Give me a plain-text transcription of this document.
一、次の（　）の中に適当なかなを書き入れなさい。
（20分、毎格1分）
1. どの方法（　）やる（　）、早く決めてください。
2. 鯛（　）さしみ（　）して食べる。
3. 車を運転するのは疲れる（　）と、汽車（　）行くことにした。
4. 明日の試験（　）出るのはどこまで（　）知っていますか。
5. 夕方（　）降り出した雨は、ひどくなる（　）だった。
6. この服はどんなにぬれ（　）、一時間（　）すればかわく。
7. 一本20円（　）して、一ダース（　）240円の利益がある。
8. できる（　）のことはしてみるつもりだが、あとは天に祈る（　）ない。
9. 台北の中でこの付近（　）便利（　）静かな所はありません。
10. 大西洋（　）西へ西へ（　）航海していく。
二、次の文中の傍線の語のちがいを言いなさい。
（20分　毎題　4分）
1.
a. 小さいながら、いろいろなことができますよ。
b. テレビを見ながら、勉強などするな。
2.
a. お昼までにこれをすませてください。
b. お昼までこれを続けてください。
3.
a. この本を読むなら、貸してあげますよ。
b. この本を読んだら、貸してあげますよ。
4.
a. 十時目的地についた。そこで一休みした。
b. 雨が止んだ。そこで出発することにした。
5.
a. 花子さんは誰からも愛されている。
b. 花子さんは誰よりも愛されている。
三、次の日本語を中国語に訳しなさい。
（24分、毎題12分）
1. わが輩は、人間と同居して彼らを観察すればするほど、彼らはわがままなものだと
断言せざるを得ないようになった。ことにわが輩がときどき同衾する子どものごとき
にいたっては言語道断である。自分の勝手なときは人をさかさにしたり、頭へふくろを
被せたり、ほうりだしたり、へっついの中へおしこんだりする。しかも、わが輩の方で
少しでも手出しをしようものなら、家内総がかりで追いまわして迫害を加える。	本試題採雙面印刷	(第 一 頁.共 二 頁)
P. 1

- - -

Goal → Return every line above in which the string "貸してあげますよ" occurs.

Expected answer →
a. この本を読むなら、貸してあげますよ。
b. この本を読んだら、貸してあげますよ。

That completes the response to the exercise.